• _Work to do_
Reproduce each record exactly.

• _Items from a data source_

○ ○ ○ ○ ○ ○ ○

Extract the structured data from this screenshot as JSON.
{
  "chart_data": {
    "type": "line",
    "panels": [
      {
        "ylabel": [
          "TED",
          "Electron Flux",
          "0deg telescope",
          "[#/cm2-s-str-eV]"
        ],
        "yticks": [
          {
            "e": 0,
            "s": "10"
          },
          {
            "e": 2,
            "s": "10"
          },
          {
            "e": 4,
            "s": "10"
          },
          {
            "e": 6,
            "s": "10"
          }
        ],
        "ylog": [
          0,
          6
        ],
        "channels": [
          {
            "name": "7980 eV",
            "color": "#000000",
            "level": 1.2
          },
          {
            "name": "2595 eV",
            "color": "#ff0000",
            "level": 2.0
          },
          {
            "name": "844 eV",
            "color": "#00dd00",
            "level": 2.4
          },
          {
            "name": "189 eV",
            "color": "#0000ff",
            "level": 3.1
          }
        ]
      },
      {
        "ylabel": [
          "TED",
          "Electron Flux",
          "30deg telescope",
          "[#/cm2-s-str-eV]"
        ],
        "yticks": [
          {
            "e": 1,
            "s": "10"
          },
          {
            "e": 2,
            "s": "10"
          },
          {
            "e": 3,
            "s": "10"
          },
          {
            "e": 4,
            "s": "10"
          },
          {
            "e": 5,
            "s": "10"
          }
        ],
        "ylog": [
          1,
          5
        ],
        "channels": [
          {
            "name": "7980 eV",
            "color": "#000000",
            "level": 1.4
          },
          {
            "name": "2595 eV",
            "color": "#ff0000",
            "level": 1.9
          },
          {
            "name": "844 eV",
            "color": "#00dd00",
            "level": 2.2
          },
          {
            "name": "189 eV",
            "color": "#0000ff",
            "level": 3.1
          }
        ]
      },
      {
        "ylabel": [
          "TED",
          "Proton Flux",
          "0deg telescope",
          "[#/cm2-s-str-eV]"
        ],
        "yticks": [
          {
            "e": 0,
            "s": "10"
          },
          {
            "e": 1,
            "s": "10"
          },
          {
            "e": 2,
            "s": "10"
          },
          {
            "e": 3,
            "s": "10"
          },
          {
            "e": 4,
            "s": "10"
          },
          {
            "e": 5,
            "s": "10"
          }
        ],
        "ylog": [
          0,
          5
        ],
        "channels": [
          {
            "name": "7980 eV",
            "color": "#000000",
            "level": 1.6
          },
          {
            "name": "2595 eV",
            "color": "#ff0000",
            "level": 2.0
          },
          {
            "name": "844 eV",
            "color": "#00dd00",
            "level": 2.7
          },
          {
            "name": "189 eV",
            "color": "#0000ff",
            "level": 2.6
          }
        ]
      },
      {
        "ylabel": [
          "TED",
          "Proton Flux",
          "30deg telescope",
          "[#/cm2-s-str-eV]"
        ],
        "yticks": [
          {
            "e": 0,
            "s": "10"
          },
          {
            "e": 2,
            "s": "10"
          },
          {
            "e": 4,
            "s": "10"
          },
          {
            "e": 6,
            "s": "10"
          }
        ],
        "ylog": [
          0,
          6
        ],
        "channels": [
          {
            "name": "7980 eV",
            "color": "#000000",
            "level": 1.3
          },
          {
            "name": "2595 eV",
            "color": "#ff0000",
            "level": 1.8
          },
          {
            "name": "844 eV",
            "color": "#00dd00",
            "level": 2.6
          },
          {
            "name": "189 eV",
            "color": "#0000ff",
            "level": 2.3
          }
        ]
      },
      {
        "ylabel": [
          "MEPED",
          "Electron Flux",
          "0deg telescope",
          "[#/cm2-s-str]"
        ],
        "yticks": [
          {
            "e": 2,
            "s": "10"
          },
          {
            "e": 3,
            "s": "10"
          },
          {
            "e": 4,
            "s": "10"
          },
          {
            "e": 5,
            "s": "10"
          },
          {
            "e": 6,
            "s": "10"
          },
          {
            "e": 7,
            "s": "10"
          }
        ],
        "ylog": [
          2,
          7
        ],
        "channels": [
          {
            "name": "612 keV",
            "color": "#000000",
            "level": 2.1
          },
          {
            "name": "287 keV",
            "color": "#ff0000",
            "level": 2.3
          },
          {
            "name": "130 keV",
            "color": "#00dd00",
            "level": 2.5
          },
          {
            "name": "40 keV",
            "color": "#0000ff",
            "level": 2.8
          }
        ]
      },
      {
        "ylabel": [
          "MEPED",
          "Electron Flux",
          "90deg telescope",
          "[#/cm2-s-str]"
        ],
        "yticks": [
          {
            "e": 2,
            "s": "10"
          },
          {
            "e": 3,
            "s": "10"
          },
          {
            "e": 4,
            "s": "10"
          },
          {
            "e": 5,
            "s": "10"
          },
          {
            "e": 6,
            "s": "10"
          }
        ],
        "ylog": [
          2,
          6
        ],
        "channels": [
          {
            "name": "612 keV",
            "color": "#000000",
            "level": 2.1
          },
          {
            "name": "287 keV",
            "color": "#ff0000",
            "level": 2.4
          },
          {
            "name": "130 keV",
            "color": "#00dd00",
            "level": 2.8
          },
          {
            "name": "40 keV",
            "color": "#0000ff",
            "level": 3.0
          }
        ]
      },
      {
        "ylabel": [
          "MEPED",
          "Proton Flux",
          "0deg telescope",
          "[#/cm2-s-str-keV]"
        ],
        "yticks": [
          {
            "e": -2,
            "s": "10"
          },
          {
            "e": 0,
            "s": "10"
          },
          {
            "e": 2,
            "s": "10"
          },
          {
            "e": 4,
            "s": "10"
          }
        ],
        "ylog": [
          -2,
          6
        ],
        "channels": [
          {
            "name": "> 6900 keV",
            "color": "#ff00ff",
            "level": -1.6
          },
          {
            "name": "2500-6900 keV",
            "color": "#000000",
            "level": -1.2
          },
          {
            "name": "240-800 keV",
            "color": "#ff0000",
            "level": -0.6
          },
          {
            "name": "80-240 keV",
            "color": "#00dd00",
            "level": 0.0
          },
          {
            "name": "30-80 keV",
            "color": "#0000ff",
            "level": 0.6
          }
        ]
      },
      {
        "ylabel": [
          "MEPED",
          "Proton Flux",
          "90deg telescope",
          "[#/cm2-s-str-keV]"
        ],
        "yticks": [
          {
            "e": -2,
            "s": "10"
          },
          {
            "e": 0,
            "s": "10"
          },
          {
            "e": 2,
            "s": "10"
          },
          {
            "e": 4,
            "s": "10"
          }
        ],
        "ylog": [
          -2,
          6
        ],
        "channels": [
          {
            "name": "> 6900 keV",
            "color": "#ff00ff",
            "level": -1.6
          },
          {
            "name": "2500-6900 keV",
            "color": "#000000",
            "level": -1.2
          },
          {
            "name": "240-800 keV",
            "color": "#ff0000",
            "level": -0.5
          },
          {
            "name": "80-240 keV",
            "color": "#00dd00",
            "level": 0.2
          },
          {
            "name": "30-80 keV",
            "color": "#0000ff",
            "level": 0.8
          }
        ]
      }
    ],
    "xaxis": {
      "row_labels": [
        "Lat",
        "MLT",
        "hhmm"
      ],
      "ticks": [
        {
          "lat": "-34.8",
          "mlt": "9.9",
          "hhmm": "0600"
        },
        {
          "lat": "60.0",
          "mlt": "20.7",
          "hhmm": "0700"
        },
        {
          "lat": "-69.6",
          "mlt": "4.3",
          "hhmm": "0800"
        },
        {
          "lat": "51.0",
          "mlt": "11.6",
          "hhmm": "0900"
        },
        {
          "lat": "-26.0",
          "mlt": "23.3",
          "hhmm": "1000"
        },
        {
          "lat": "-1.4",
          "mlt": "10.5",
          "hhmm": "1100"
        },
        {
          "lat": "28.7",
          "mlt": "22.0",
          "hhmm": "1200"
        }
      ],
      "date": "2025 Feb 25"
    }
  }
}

○ ○ ○ ○ ○ ○ ○

• _Solution to this problem_
Extract the structured data from this screenshot as JSON.
{
  "chart_data": {
    "type": "line",
    "panels": [
      {
        "ylabel": [
          "TED",
          "Electron Flux",
          "0deg telescope",
          "[#/cm2-s-str-eV]"
        ],
        "yticks": [
          {
            "e": 0,
            "s": "10"
          },
          {
            "e": 2,
            "s": "10"
          },
          {
            "e": 4,
            "s": "10"
          },
          {
            "e": 6,
            "s": "10"
          }
        ],
        "ylog": [
          0,
          6
        ],
        "channels": [
          {
            "name": "7980 eV",
            "color": "#000000",
            "level": 1.2
          },
          {
            "name": "2595 eV",
            "color": "#ff0000",
            "level": 2.0
          },
          {
            "name": "844 eV",
            "color": "#00dd00",
            "level": 2.4
          },
          {
            "name": "189 eV",
            "color": "#0000ff",
            "level": 3.1
          }
        ]
      },
      {
        "ylabel": [
          "TED",
          "Electron Flux",
          "30deg telescope",
          "[#/cm2-s-str-eV]"
        ],
        "yticks": [
          {
            "e": 1,
            "s": "10"
          },
          {
            "e": 2,
            "s": "10"
          },
          {
            "e": 3,
            "s": "10"
          },
          {
            "e": 4,
            "s": "10"
          },
          {
            "e": 5,
            "s": "10"
          }
        ],
        "ylog": [
          1,
          5
        ],
        "channels": [
          {
            "name": "7980 eV",
            "color": "#000000",
            "level": 1.4
          },
          {
            "name": "2595 eV",
            "color": "#ff0000",
            "level": 1.9
          },
          {
            "name": "844 eV",
            "color": "#00dd00",
            "level": 2.2
          },
          {
            "name": "189 eV",
            "color": "#0000ff",
            "level": 3.1
          }
        ]
      },
      {
        "ylabel": [
          "TED",
          "Proton Flux",
          "0deg telescope",
          "[#/cm2-s-str-eV]"
        ],
        "yticks": [
          {
            "e": 0,
            "s": "10"
          },
          {
            "e": 1,
            "s": "10"
          },
          {
            "e": 2,
            "s": "10"
          },
          {
            "e": 3,
            "s": "10"
          },
          {
            "e": 4,
            "s": "10"
          },
          {
            "e": 5,
            "s": "10"
          }
        ],
        "ylog": [
          0,
          5
        ],
        "channels": [
          {
            "name": "7980 eV",
            "color": "#000000",
            "level": 1.6
          },
          {
            "name": "2595 eV",
            "color": "#ff0000",
            "level": 2.0
          },
          {
            "name": "844 eV",
            "color": "#00dd00",
            "level": 2.7
          },
          {
            "name": "189 eV",
            "color": "#0000ff",
            "level": 2.6
          }
        ]
      },
      {
        "ylabel": [
          "TED",
          "Proton Flux",
          "30deg telescope",
          "[#/cm2-s-str-eV]"
        ],
        "yticks": [
          {
            "e": 0,
            "s": "10"
          },
          {
            "e": 2,
            "s": "10"
          },
          {
            "e": 4,
            "s": "10"
          },
          {
            "e": 6,
            "s": "10"
          }
        ],
        "ylog": [
          0,
          6
        ],
        "channels": [
          {
            "name": "7980 eV",
            "color": "#000000",
            "level": 1.3
          },
          {
            "name": "2595 eV",
            "color": "#ff0000",
            "level": 1.8
          },
          {
            "name": "844 eV",
            "color": "#00dd00",
            "level": 2.6
          },
          {
            "name": "189 eV",
            "color": "#0000ff",
            "level": 2.3
          }
        ]
      },
      {
        "ylabel": [
          "MEPED",
          "Electron Flux",
          "0deg telescope",
          "[#/cm2-s-str]"
        ],
        "yticks": [
          {
            "e": 2,
            "s": "10"
          },
          {
            "e": 3,
            "s": "10"
          },
          {
            "e": 4,
            "s": "10"
          },
          {
            "e": 5,
            "s": "10"
          },
          {
            "e": 6,
            "s": "10"
          },
          {
            "e": 7,
            "s": "10"
          }
        ],
        "ylog": [
          2,
          7
        ],
        "channels": [
          {
            "name": "612 keV",
            "color": "#000000",
            "level": 2.1
          },
          {
            "name": "287 keV",
            "color": "#ff0000",
            "level": 2.3
          },
          {
            "name": "130 keV",
            "color": "#00dd00",
            "level": 2.5
          },
          {
            "name": "40 keV",
            "color": "#0000ff",
            "level": 2.8
          }
        ]
      },
      {
        "ylabel": [
          "MEPED",
          "Electron Flux",
          "90deg telescope",
          "[#/cm2-s-str]"
        ],
        "yticks": [
          {
            "e": 2,
            "s": "10"
          },
          {
            "e": 3,
            "s": "10"
          },
          {
            "e": 4,
            "s": "10"
          },
          {
            "e": 5,
            "s": "10"
          },
          {
            "e": 6,
            "s": "10"
          }
        ],
        "ylog": [
          2,
          6
        ],
        "channels": [
          {
            "name": "612 keV",
            "color": "#000000",
            "level": 2.1
          },
          {
            "name": "287 keV",
            "color": "#ff0000",
            "level": 2.4
          },
          {
            "name": "130 keV",
            "color": "#00dd00",
            "level": 2.8
          },
          {
            "name": "40 keV",
            "color": "#0000ff",
            "level": 3.0
          }
        ]
      },
      {
        "ylabel": [
          "MEPED",
          "Proton Flux",
          "0deg telescope",
          "[#/cm2-s-str-keV]"
        ],
        "yticks": [
          {
            "e": -2,
            "s": "10"
          },
          {
            "e": 0,
            "s": "10"
          },
          {
            "e": 2,
            "s": "10"
          },
          {
            "e": 4,
            "s": "10"
          }
        ],
        "ylog": [
          -2,
          6
        ],
        "channels": [
          {
            "name": "> 6900 keV",
            "color": "#ff00ff",
            "level": -1.6
          },
          {
            "name": "2500-6900 keV",
            "color": "#000000",
            "level": -1.2
          },
          {
            "name": "240-800 keV",
            "color": "#ff0000",
            "level": -0.6
          },
          {
            "name": "80-240 keV",
            "color": "#00dd00",
            "level": 0.0
          },
          {
            "name": "30-80 keV",
            "color": "#0000ff",
            "level": 0.6
          }
        ]
      },
      {
        "ylabel": [
          "MEPED",
          "Proton Flux",
          "90deg telescope",
          "[#/cm2-s-str-keV]"
        ],
        "yticks": [
          {
            "e": -2,
            "s": "10"
          },
          {
            "e": 0,
            "s": "10"
          },
          {
            "e": 2,
            "s": "10"
          },
          {
            "e": 4,
            "s": "10"
          }
        ],
        "ylog": [
          -2,
          6
        ],
        "channels": [
          {
            "name": "> 6900 keV",
            "color": "#ff00ff",
            "level": -1.6
          },
          {
            "name": "2500-6900 keV",
            "color": "#000000",
            "level": -1.2
          },
          {
            "name": "240-800 keV",
            "color": "#ff0000",
            "level": -0.5
          },
          {
            "name": "80-240 keV",
            "color": "#00dd00",
            "level": 0.2
          },
          {
            "name": "30-80 keV",
            "color": "#0000ff",
            "level": 0.8
          }
        ]
      }
    ],
    "xaxis": {
      "row_labels": [
        "Lat",
        "MLT",
        "hhmm"
      ],
      "ticks": [
        {
          "lat": "-34.8",
          "mlt": "9.9",
          "hhmm": "0600"
        },
        {
          "lat": "60.0",
          "mlt": "20.7",
          "hhmm": "0700"
        },
        {
          "lat": "-69.6",
          "mlt": "4.3",
          "hhmm": "0800"
        },
        {
          "lat": "51.0",
          "mlt": "11.6",
          "hhmm": "0900"
        },
        {
          "lat": "-26.0",
          "mlt": "23.3",
          "hhmm": "1000"
        },
        {
          "lat": "-1.4",
          "mlt": "10.5",
          "hhmm": "1100"
        },
        {
          "lat": "28.7",
          "mlt": "22.0",
          "hhmm": "1200"
        }
      ],
      "date": "2025 Feb 25"
    }
  }
}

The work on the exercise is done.